● **The request**
Pick out every line that holds the string "СВЕДЕНИЯ" and copy it.
====== Rows ======
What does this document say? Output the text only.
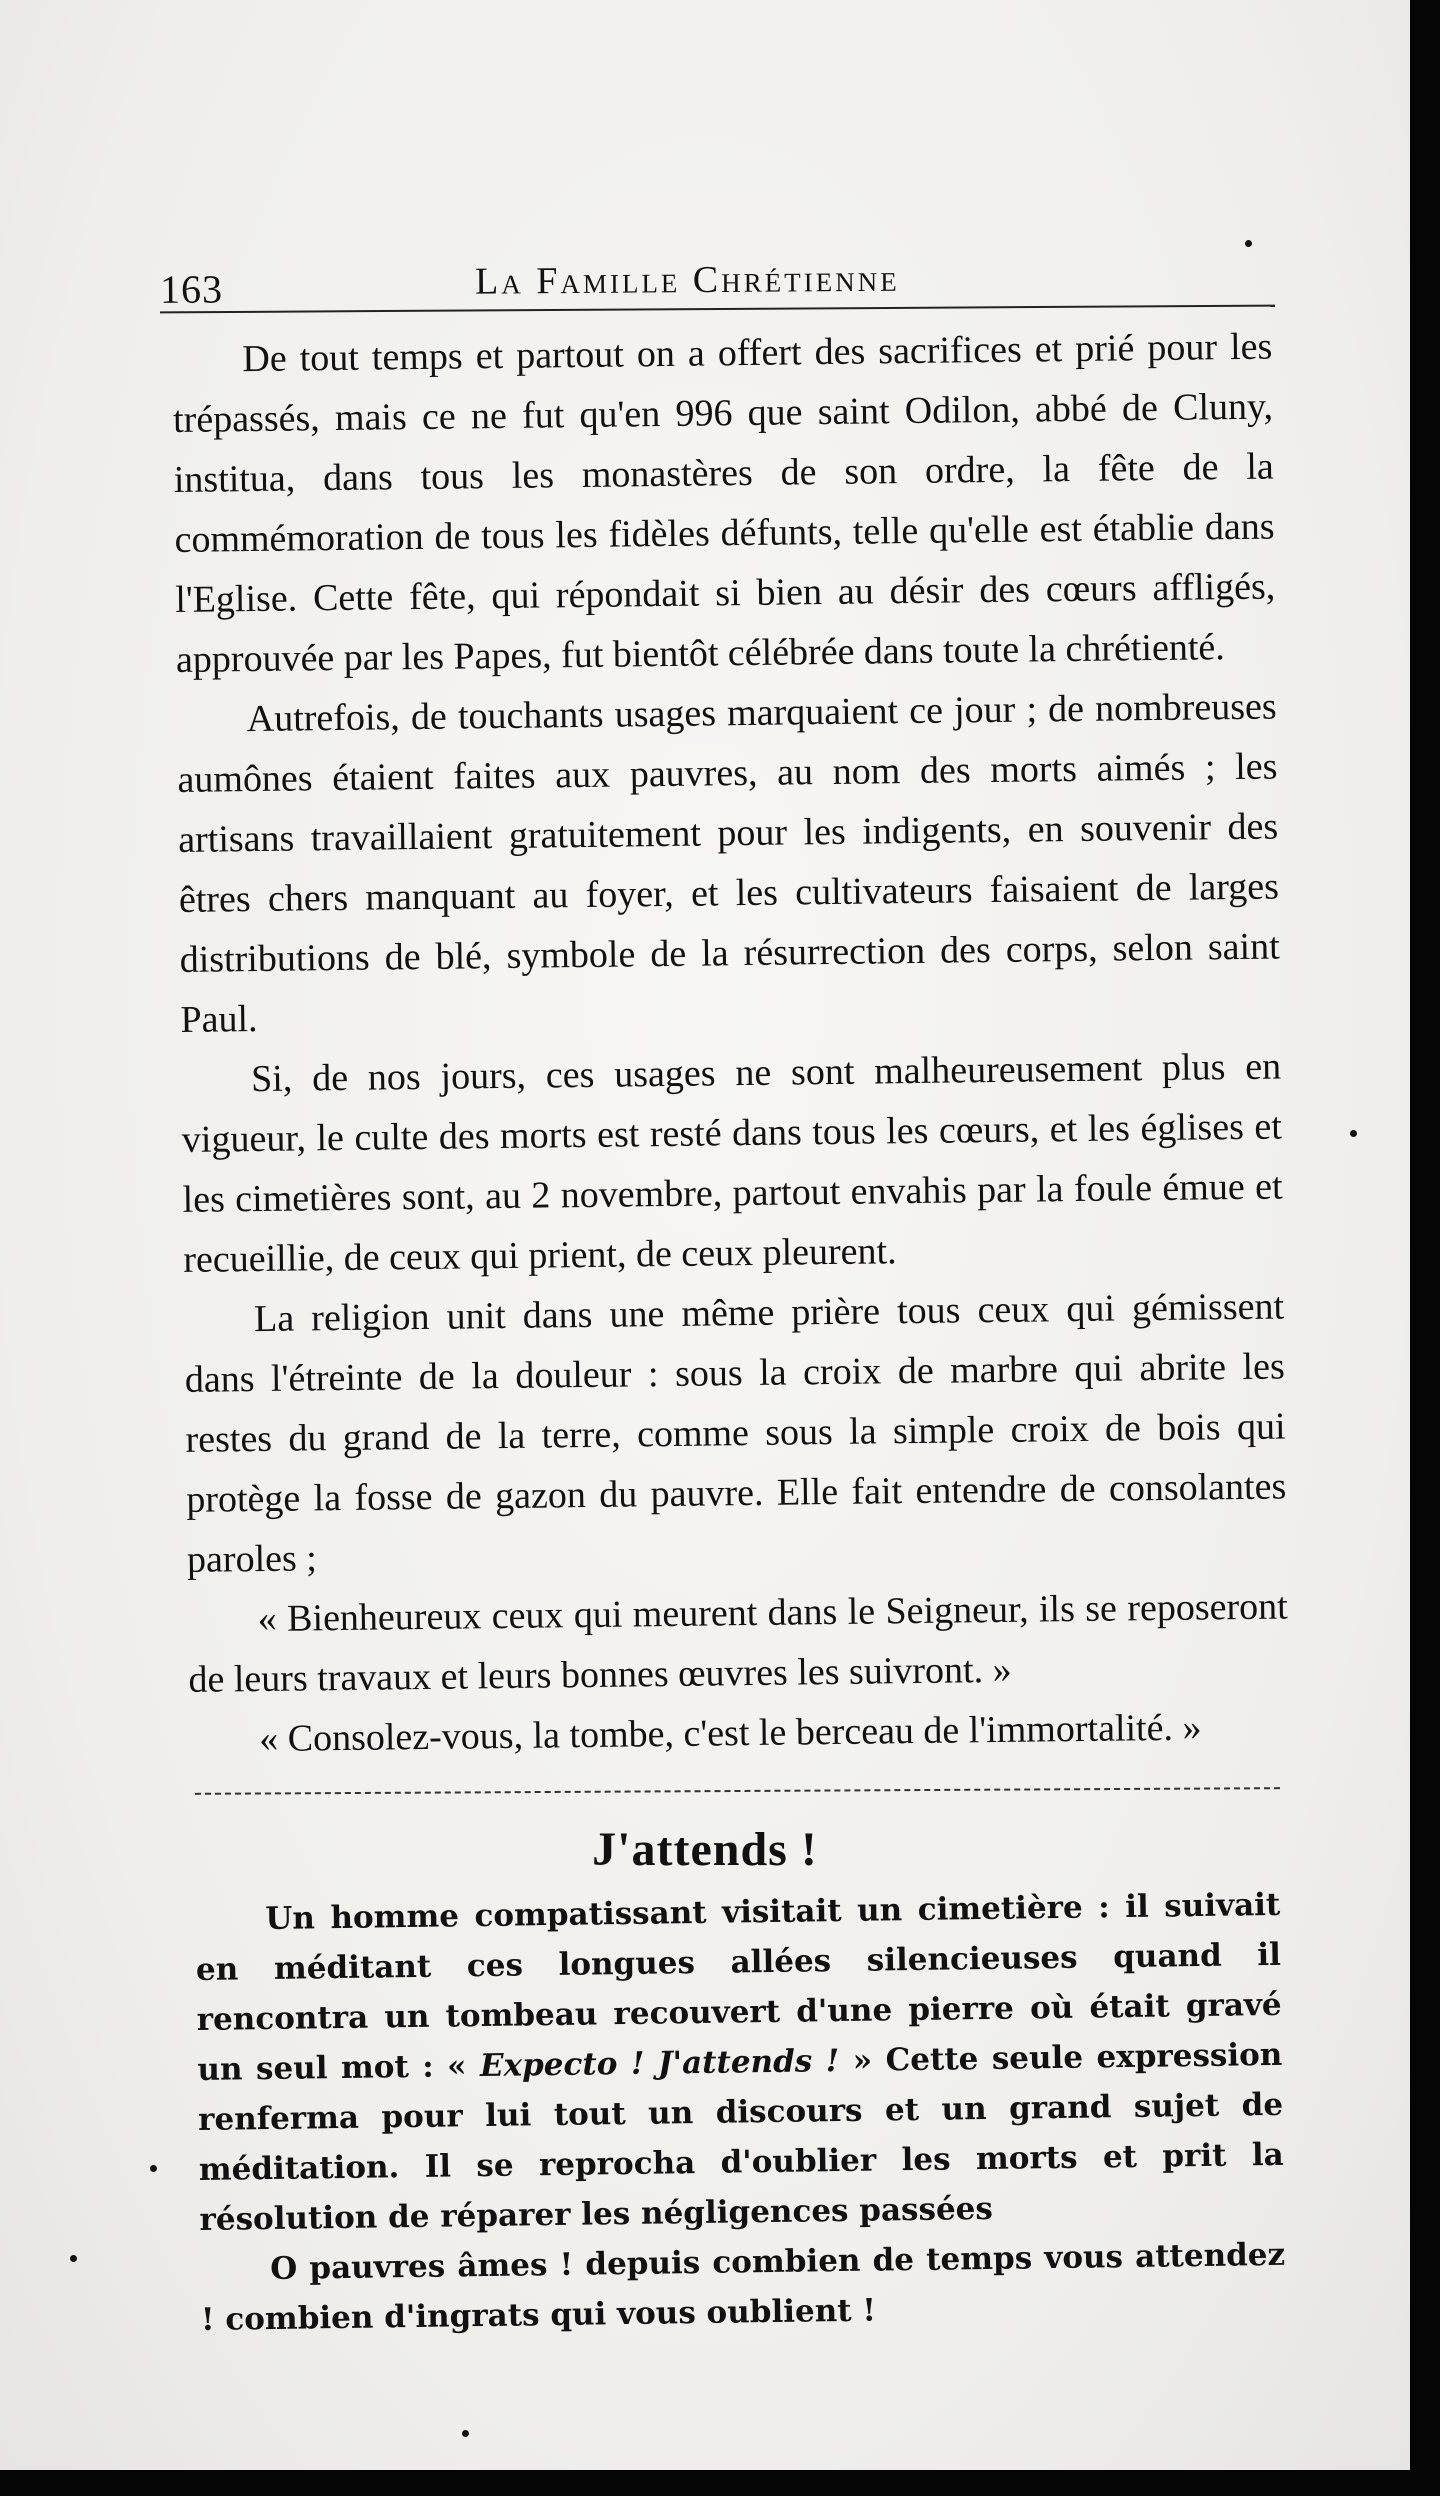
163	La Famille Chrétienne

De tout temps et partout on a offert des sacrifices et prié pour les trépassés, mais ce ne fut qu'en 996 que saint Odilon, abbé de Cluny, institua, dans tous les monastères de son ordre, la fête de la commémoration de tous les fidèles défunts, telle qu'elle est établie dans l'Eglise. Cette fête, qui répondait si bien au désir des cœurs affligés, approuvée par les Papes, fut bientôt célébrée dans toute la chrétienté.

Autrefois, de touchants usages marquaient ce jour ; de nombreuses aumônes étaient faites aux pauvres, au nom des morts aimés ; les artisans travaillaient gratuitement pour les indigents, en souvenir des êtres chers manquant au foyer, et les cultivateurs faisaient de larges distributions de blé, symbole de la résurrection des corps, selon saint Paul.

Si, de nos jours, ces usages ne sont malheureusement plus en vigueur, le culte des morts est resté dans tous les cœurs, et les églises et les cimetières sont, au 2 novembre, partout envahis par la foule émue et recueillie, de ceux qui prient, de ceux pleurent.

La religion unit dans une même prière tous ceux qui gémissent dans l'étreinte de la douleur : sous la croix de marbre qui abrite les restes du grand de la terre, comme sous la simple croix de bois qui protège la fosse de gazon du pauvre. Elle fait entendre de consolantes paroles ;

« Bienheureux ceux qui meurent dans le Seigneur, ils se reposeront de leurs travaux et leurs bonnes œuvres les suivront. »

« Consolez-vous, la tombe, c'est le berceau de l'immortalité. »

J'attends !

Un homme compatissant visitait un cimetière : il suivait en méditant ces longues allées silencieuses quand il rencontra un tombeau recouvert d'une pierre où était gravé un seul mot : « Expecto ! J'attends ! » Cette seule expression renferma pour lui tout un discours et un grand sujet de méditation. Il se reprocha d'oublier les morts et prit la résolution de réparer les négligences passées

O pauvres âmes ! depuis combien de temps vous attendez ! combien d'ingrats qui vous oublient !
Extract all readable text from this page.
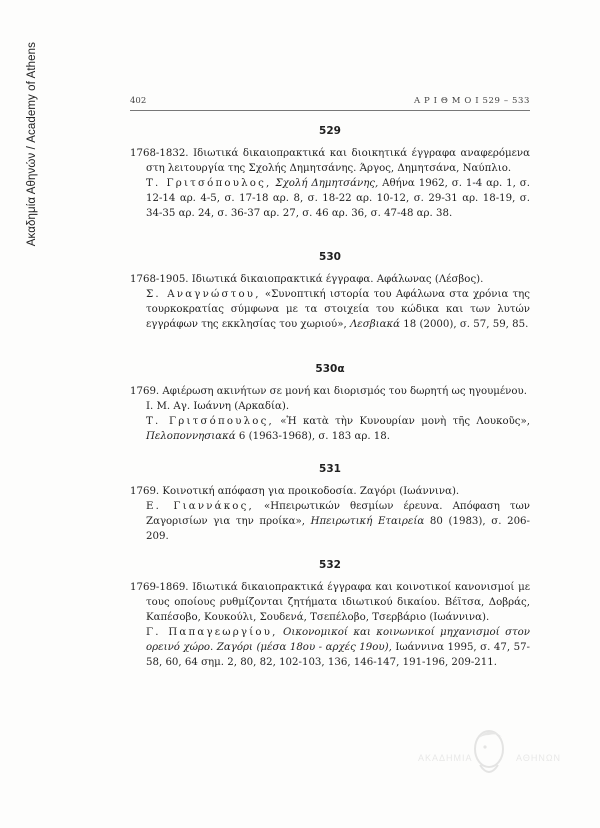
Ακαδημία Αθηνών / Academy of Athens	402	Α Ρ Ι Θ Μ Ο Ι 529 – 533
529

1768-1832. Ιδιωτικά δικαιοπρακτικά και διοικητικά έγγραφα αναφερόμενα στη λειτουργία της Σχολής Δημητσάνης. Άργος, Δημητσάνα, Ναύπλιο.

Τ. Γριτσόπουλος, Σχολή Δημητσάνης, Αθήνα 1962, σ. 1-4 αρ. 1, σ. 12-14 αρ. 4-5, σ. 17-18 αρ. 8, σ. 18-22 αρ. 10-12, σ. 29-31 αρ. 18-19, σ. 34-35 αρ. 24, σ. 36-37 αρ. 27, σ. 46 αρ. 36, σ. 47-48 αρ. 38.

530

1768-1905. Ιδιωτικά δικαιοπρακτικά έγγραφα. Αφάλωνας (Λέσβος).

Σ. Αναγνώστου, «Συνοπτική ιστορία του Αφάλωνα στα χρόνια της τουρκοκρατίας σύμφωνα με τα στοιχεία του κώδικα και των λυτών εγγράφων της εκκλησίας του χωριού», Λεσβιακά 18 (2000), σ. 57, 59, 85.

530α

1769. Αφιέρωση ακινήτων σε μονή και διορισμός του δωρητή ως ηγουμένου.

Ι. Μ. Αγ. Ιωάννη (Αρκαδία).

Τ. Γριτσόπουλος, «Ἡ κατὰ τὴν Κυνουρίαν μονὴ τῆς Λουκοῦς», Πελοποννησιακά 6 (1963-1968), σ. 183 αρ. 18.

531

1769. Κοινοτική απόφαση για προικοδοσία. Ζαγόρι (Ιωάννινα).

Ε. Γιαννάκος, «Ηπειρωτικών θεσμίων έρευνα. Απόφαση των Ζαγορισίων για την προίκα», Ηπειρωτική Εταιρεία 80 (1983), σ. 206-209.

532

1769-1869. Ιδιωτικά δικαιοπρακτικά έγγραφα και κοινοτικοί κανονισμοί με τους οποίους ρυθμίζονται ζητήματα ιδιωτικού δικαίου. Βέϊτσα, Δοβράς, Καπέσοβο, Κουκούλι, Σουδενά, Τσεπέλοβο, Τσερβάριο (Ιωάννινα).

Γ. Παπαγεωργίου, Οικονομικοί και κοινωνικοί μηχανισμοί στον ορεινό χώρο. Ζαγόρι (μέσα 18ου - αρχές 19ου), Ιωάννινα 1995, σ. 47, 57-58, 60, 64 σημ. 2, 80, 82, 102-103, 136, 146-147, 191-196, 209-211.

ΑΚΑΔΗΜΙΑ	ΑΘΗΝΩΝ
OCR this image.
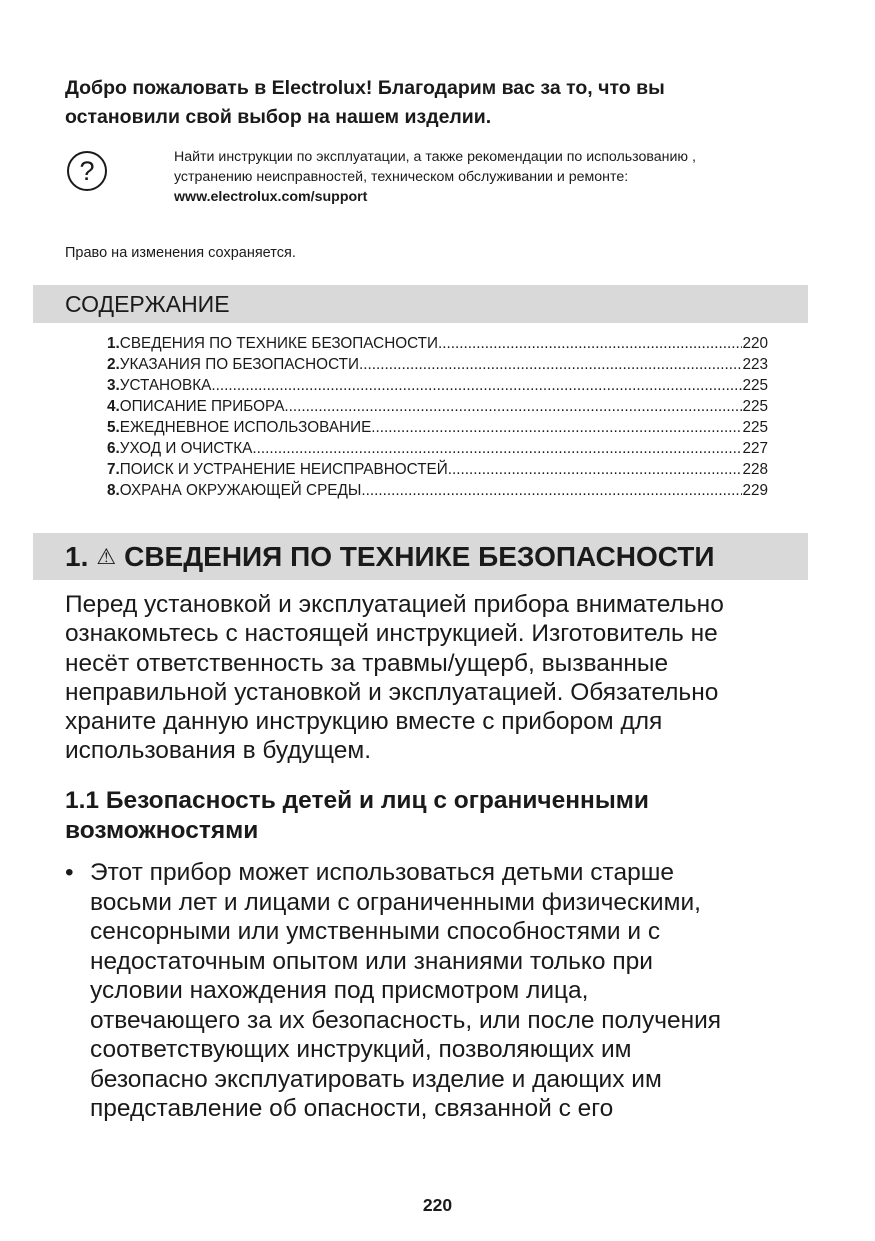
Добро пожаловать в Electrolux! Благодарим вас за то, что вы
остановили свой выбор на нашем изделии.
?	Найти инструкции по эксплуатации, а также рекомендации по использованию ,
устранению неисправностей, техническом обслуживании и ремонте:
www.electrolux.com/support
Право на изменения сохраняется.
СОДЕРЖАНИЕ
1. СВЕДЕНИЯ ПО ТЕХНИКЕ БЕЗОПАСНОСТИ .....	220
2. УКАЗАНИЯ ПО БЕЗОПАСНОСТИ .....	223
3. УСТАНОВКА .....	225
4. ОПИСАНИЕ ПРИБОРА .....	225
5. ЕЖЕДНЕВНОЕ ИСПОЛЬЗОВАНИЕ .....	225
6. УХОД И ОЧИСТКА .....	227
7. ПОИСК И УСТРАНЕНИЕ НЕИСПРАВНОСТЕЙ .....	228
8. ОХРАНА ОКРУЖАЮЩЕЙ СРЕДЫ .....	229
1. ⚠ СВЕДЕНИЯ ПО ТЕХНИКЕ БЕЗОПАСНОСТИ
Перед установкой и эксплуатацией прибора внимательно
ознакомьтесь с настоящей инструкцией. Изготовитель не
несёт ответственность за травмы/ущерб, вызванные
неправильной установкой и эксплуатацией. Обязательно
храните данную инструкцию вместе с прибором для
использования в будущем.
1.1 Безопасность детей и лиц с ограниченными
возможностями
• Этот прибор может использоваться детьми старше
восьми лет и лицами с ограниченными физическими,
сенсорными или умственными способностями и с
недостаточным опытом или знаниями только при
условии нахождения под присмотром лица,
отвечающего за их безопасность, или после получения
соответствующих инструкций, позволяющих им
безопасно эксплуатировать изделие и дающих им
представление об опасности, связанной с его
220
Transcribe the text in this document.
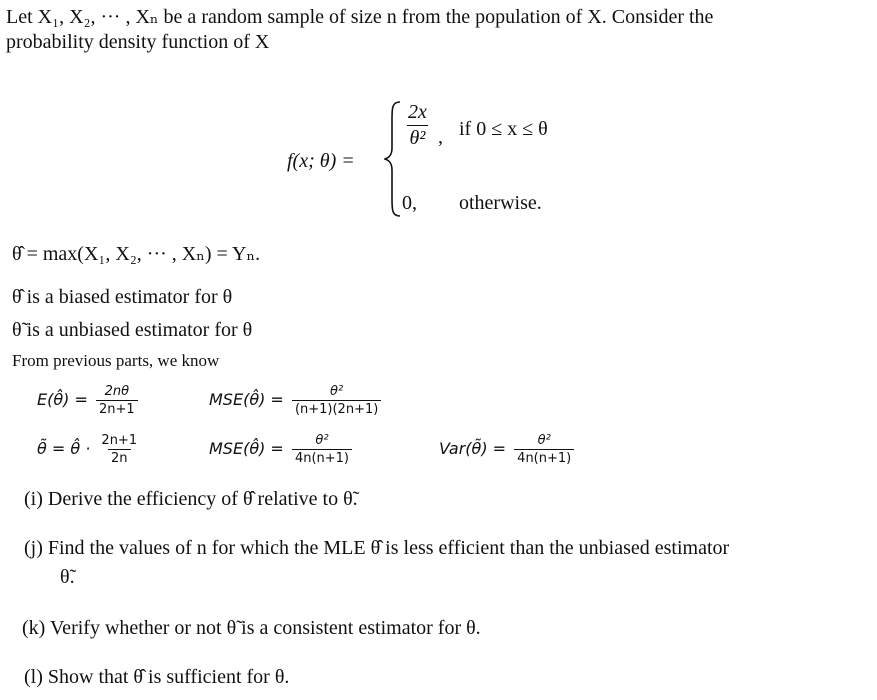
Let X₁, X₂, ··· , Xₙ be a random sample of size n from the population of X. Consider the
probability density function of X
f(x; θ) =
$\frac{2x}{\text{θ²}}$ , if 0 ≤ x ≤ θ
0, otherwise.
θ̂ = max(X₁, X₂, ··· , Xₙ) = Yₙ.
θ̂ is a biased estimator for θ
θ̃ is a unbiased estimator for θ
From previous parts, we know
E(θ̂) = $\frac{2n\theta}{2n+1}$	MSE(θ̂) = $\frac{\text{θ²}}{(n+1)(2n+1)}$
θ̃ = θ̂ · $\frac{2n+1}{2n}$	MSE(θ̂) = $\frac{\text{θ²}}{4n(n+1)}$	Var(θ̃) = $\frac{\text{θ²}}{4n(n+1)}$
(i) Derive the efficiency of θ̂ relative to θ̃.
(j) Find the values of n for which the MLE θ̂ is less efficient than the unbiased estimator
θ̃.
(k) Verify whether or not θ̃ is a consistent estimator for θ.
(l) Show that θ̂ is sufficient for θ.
======
● **Complete answer**
1. СВЕДЕНИЯ ПО ТЕХНИКЕ БЕЗОПАСНОСТИ .....	220
1. ⚠ СВЕДЕНИЯ ПО ТЕХНИКЕ БЕЗОПАСНОСТИ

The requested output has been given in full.